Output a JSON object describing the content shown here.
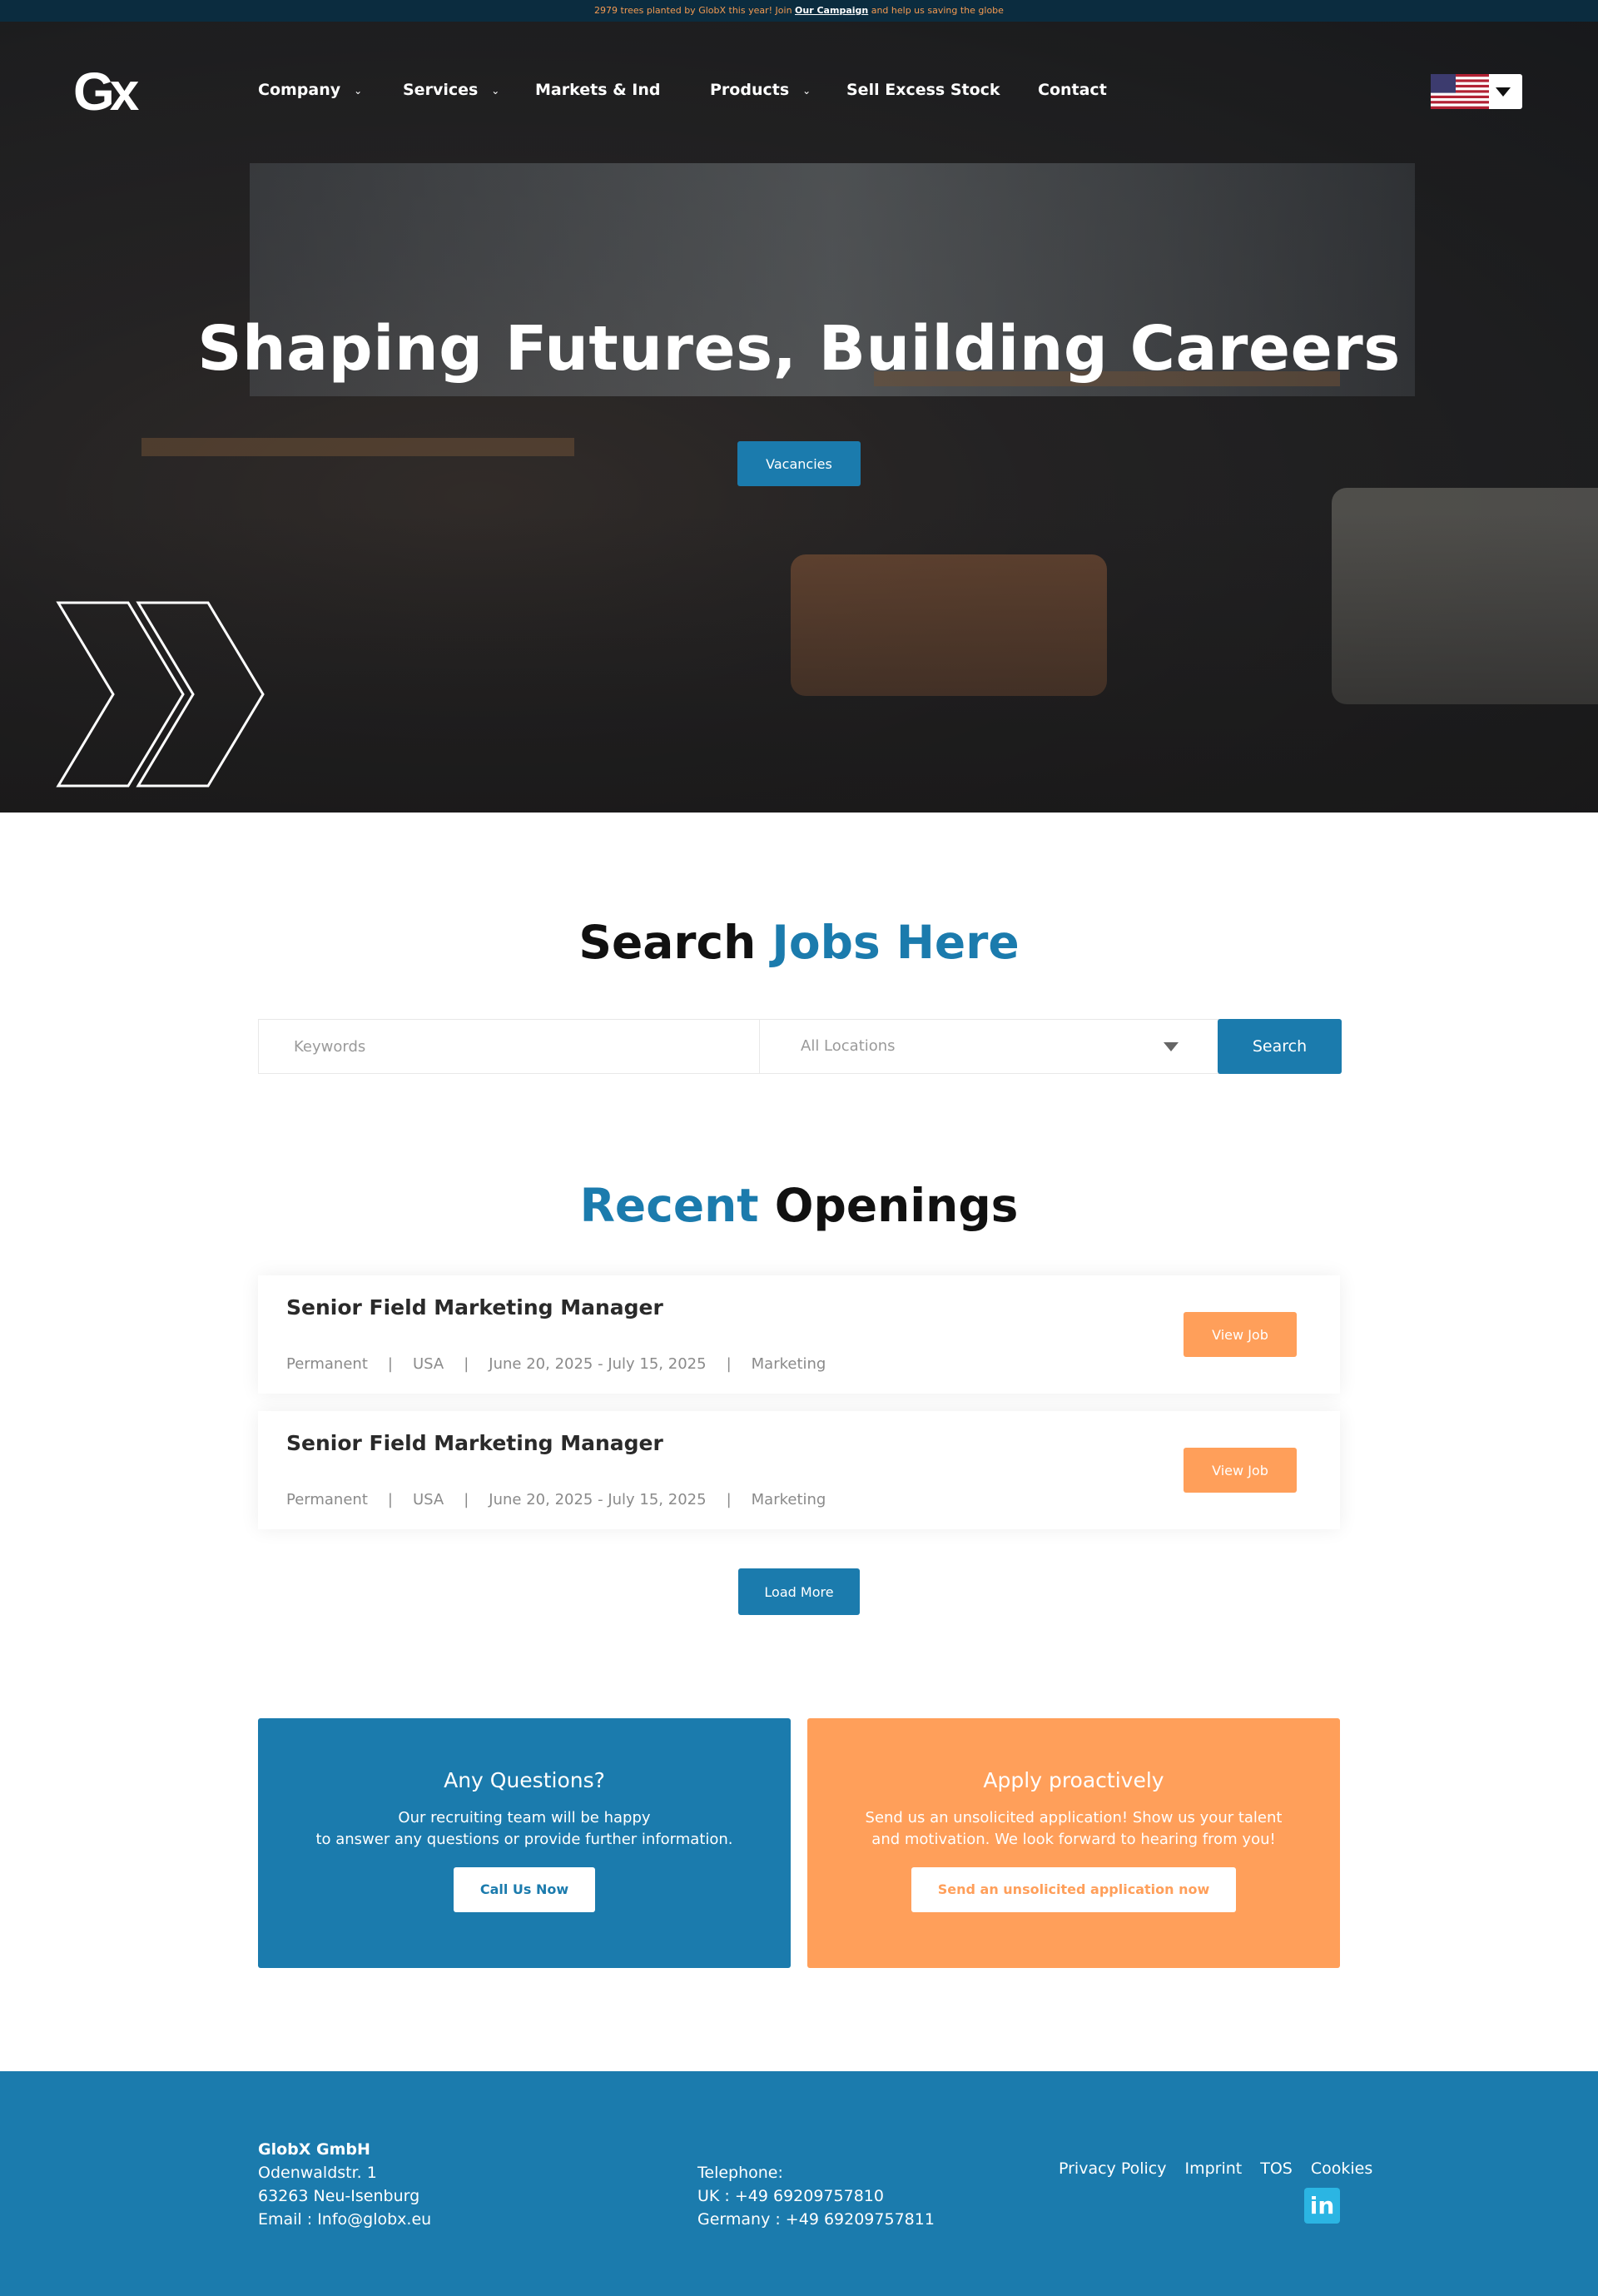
{
  "announcement": {
    "prefix": "2979 trees planted by GlobX this year! Join ",
    "link": "Our Campaign",
    "suffix": " and help us saving the globe"
  },
  "logo": {
    "text": "Gx"
  },
  "nav": {
    "items": [
      {
        "label": "Company",
        "has_dropdown": true
      },
      {
        "label": "Services",
        "has_dropdown": true
      },
      {
        "label": "Markets & Ind",
        "has_dropdown": false
      },
      {
        "label": "Products",
        "has_dropdown": true
      },
      {
        "label": "Sell Excess Stock",
        "has_dropdown": false
      },
      {
        "label": "Contact",
        "has_dropdown": false
      }
    ],
    "language_flag": "us-flag-icon"
  },
  "hero": {
    "title": "Shaping Futures, Building Careers",
    "button": "Vacancies"
  },
  "search": {
    "title_plain": "Search ",
    "title_accent": "Jobs Here",
    "keywords_placeholder": "Keywords",
    "location_value": "All Locations",
    "button": "Search"
  },
  "openings": {
    "title_accent": "Recent",
    "title_plain": " Openings",
    "jobs": [
      {
        "title": "Senior Field Marketing Manager",
        "type": "Permanent",
        "location": "USA",
        "dates": "June 20, 2025 - July 15, 2025",
        "category": "Marketing",
        "button": "View Job"
      },
      {
        "title": "Senior Field Marketing Manager",
        "type": "Permanent",
        "location": "USA",
        "dates": "June 20, 2025 - July 15, 2025",
        "category": "Marketing",
        "button": "View Job"
      }
    ],
    "load_more": "Load More"
  },
  "questions": {
    "title": "Any Questions?",
    "line1": "Our recruiting team will be happy",
    "line2": "to answer any questions or provide further information.",
    "button": "Call Us Now"
  },
  "apply": {
    "title": "Apply proactively",
    "line1": "Send us an unsolicited application! Show us your talent",
    "line2": "and motivation. We look forward to hearing from you!",
    "button": "Send an unsolicited application now"
  },
  "footer": {
    "company": "GlobX GmbH",
    "street": "Odenwaldstr. 1",
    "city": "63263 Neu-Isenburg",
    "email": "Email : Info@globx.eu",
    "phone_label": "Telephone:",
    "phone_uk": "UK : +49 69209757810",
    "phone_de": "Germany : +49 69209757811",
    "links": [
      "Privacy Policy",
      "Imprint",
      "TOS",
      "Cookies"
    ],
    "social_icon": "linkedin-icon"
  },
  "colors": {
    "primary_blue": "#1b7bad",
    "accent_orange": "#ff9f5a",
    "announcement_bg": "#0b2c3f",
    "announcement_text": "#f39a52"
  }
}
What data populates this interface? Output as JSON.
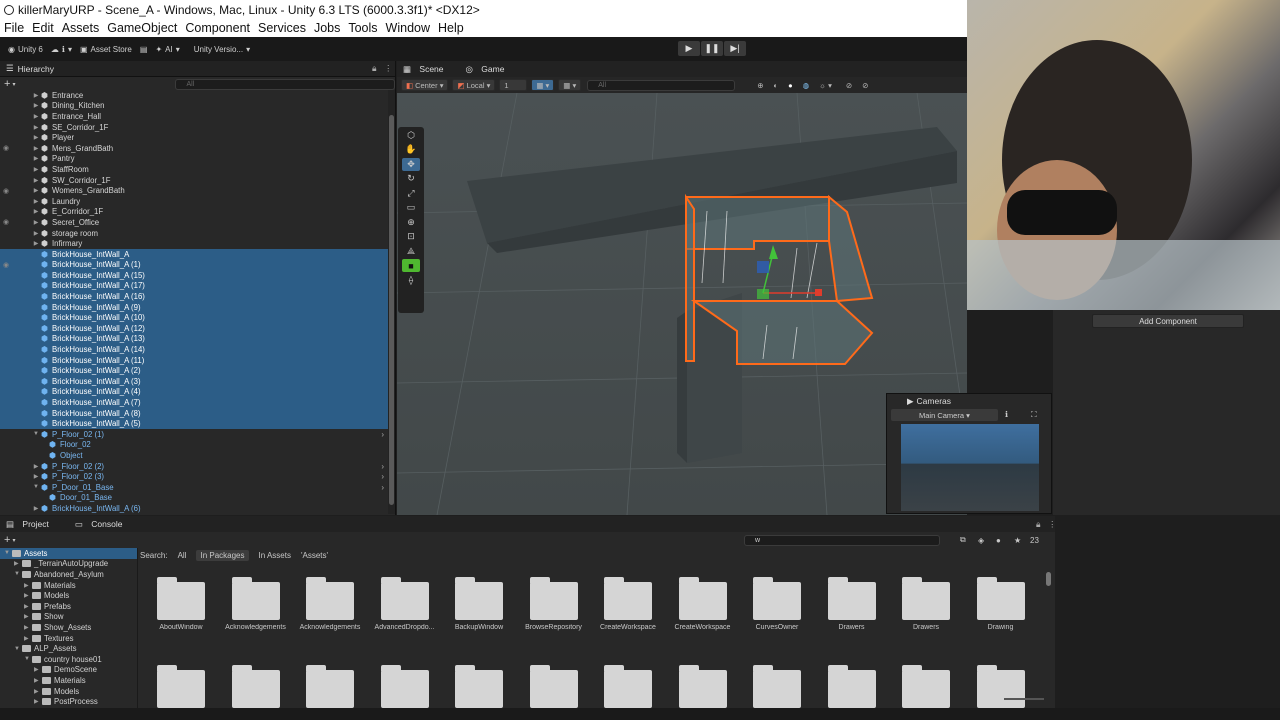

◆ ◆ ◆ ◆

STATED TASK:
Reproduce the listing word for word and omit its pictures.

SOLUTION TO THIS EXERCISE:
Output a JSON object describing the content shown here.
{
  "announcement": {
    "prefix": "2979 trees planted by GlobX this year! Join ",
    "link": "Our Campaign",
    "suffix": " and help us saving the globe"
  },
  "logo": {
    "text": "Gx"
  },
  "nav": {
    "items": [
      {
        "label": "Company",
        "has_dropdown": true
      },
      {
        "label": "Services",
        "has_dropdown": true
      },
      {
        "label": "Markets & Ind",
        "has_dropdown": false
      },
      {
        "label": "Products",
        "has_dropdown": true
      },
      {
        "label": "Sell Excess Stock",
        "has_dropdown": false
      },
      {
        "label": "Contact",
        "has_dropdown": false
      }
    ],
    "language_flag": "us-flag-icon"
  },
  "hero": {
    "title": "Shaping Futures, Building Careers",
    "button": "Vacancies"
  },
  "search": {
    "title_plain": "Search ",
    "title_accent": "Jobs Here",
    "keywords_placeholder": "Keywords",
    "location_value": "All Locations",
    "button": "Search"
  },
  "openings": {
    "title_accent": "Recent",
    "title_plain": " Openings",
    "jobs": [
      {
        "title": "Senior Field Marketing Manager",
        "type": "Permanent",
        "location": "USA",
        "dates": "June 20, 2025 - July 15, 2025",
        "category": "Marketing",
        "button": "View Job"
      },
      {
        "title": "Senior Field Marketing Manager",
        "type": "Permanent",
        "location": "USA",
        "dates": "June 20, 2025 - July 15, 2025",
        "category": "Marketing",
        "button": "View Job"
      }
    ],
    "load_more": "Load More"
  },
  "questions": {
    "title": "Any Questions?",
    "line1": "Our recruiting team will be happy",
    "line2": "to answer any questions or provide further information.",
    "button": "Call Us Now"
  },
  "apply": {
    "title": "Apply proactively",
    "line1": "Send us an unsolicited application! Show us your talent",
    "line2": "and motivation. We look forward to hearing from you!",
    "button": "Send an unsolicited application now"
  },
  "footer": {
    "company": "GlobX GmbH",
    "street": "Odenwaldstr. 1",
    "city": "63263 Neu-Isenburg",
    "email": "Email : Info@globx.eu",
    "phone_label": "Telephone:",
    "phone_uk": "UK : +49 69209757810",
    "phone_de": "Germany : +49 69209757811",
    "links": [
      "Privacy Policy",
      "Imprint",
      "TOS",
      "Cookies"
    ],
    "social_icon": "linkedin-icon"
  },
  "colors": {
    "primary_blue": "#1b7bad",
    "accent_orange": "#ff9f5a",
    "announcement_bg": "#0b2c3f",
    "announcement_text": "#f39a52"
  }
}
What data populates this interface? Output as JSON.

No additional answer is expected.